= TASK INPUTS =
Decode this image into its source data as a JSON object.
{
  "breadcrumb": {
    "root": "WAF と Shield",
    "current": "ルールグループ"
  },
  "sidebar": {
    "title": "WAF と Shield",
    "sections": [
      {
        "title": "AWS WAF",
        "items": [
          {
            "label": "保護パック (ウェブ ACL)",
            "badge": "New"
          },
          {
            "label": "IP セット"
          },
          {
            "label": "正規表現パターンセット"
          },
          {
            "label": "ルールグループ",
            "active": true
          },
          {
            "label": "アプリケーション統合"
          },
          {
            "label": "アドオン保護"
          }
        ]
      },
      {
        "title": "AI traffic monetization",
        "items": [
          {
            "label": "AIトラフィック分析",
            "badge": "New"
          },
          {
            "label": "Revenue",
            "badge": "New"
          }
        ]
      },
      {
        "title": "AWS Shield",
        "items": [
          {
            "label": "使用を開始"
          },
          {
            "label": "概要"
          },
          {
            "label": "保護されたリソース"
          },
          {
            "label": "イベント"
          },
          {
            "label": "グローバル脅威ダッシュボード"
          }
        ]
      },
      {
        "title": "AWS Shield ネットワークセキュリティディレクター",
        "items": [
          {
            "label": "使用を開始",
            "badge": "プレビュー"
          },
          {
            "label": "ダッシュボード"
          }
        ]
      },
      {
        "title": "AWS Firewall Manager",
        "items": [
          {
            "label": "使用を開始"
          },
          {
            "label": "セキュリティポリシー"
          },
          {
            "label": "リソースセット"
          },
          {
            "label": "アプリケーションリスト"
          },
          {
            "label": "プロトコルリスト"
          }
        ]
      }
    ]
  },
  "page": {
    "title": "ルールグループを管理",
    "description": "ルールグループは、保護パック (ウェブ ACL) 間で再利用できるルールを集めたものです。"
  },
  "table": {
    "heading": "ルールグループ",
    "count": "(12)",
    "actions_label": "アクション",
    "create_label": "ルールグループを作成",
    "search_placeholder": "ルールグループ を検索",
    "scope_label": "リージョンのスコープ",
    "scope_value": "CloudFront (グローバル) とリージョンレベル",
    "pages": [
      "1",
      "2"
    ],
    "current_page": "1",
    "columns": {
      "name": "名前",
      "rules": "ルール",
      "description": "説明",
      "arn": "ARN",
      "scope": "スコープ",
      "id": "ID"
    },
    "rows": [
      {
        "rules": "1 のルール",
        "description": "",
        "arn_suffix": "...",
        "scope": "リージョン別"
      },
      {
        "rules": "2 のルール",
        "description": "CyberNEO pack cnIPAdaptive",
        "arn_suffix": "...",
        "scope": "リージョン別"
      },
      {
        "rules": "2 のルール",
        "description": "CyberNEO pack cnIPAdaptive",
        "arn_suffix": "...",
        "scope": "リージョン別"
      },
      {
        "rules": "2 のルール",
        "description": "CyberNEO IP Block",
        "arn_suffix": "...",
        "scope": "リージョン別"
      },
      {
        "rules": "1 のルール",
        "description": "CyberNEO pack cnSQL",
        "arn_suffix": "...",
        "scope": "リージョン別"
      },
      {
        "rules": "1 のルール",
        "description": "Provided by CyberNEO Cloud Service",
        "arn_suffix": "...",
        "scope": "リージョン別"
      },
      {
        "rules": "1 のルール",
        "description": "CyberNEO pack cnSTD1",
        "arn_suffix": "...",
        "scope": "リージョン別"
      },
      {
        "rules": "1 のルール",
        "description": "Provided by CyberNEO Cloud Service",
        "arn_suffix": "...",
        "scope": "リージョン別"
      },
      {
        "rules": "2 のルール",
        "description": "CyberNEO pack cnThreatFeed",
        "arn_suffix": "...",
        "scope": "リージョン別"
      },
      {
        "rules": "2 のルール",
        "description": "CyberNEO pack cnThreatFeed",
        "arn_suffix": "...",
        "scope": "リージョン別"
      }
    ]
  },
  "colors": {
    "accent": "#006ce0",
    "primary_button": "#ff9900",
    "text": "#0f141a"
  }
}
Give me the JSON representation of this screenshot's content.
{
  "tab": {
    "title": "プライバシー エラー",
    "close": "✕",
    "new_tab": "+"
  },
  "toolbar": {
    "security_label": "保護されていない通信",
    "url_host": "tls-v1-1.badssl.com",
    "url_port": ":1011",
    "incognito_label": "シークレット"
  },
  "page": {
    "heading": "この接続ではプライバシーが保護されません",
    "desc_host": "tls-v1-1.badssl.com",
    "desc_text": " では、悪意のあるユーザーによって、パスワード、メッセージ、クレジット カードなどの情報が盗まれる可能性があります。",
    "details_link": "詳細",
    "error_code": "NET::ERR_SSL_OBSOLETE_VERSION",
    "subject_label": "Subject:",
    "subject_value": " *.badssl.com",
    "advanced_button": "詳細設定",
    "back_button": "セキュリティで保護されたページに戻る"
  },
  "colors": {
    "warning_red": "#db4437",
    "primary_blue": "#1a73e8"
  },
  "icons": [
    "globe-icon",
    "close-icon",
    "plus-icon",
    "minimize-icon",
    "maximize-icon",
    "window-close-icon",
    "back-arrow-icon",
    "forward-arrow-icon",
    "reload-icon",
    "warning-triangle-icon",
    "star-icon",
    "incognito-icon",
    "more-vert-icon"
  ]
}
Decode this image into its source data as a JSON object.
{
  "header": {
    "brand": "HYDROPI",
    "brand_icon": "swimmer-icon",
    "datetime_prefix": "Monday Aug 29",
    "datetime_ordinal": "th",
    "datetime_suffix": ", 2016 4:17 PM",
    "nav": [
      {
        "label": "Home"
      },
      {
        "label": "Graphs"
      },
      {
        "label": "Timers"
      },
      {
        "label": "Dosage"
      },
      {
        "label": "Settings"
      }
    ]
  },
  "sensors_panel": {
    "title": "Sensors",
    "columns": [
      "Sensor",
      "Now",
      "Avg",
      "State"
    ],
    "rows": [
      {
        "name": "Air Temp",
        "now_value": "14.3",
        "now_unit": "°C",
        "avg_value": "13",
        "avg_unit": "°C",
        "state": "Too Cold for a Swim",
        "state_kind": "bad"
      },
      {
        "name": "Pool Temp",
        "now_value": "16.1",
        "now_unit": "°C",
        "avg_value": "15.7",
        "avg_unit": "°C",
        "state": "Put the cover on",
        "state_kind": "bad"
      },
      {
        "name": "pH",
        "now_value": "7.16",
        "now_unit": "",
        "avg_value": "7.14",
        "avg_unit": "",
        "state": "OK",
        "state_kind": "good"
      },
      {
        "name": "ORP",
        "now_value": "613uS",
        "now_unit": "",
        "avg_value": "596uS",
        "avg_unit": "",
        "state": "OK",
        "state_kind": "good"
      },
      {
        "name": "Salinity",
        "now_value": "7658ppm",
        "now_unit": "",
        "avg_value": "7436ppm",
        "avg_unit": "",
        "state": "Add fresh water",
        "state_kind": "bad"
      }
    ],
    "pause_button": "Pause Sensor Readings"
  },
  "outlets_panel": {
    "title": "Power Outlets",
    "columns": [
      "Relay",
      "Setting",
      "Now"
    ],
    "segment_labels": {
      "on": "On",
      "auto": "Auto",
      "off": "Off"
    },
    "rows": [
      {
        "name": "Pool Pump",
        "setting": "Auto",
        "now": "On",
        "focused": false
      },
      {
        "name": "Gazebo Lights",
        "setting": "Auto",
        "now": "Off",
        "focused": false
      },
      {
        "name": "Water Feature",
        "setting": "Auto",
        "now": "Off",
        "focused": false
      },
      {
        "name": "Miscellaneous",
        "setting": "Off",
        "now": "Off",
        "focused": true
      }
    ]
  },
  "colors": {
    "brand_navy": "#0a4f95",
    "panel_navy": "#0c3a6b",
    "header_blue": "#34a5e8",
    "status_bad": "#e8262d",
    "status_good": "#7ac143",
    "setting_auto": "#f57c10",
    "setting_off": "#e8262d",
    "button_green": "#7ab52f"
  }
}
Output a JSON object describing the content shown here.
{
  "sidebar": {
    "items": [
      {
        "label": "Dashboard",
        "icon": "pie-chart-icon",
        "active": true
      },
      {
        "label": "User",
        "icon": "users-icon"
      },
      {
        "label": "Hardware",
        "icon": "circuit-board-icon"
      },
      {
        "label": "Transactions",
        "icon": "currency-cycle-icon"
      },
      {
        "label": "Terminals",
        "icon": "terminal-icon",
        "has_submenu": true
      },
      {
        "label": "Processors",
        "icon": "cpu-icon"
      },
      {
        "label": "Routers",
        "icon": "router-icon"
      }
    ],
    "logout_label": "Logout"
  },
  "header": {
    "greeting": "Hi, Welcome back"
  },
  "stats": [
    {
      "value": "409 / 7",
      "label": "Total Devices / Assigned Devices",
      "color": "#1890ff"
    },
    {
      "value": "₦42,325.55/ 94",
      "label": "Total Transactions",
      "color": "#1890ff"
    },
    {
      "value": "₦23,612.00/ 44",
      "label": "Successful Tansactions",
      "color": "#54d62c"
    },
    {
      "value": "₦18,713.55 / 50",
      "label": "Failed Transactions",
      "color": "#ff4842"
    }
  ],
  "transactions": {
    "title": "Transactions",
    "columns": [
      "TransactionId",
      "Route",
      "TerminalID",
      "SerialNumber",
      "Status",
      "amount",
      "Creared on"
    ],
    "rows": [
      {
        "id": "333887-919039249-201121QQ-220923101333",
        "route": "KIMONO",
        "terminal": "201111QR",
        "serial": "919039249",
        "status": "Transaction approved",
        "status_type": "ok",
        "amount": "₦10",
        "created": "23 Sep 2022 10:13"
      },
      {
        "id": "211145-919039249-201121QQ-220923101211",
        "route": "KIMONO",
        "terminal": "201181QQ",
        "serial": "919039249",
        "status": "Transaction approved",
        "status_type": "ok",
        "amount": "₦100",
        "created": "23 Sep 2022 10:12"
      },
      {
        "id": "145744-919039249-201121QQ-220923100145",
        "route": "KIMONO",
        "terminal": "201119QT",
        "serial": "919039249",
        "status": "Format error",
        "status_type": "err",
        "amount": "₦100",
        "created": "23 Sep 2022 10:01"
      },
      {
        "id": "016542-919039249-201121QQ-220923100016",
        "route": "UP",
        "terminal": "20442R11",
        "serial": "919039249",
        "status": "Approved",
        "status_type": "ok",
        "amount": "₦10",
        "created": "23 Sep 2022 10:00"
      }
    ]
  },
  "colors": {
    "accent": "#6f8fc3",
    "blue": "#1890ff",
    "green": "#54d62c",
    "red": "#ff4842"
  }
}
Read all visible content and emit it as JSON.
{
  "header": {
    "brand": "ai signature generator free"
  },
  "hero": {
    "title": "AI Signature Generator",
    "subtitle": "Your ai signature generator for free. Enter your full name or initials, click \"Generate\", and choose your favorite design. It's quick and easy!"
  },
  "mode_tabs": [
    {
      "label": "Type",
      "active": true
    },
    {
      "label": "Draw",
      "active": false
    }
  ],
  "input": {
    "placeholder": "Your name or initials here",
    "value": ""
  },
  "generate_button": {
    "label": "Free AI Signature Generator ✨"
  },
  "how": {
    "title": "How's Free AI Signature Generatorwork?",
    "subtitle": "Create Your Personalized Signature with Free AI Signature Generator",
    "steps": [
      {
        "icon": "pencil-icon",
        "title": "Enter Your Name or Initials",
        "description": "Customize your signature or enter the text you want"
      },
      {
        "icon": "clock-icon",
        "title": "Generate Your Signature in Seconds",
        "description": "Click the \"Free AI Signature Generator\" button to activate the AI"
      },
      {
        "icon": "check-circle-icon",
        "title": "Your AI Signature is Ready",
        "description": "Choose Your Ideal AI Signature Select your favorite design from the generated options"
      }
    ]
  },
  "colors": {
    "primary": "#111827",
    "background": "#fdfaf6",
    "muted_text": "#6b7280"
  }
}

= EXERCISE REQUIREMENTS =
From the listing above, pick out every line containing "Shield".

= FINAL RESULT =
    "root": "WAF と Shield",
    "title": "WAF と Shield",
        "title": "AWS Shield",
        "title": "AWS Shield ネットワークセキュリティディレクター",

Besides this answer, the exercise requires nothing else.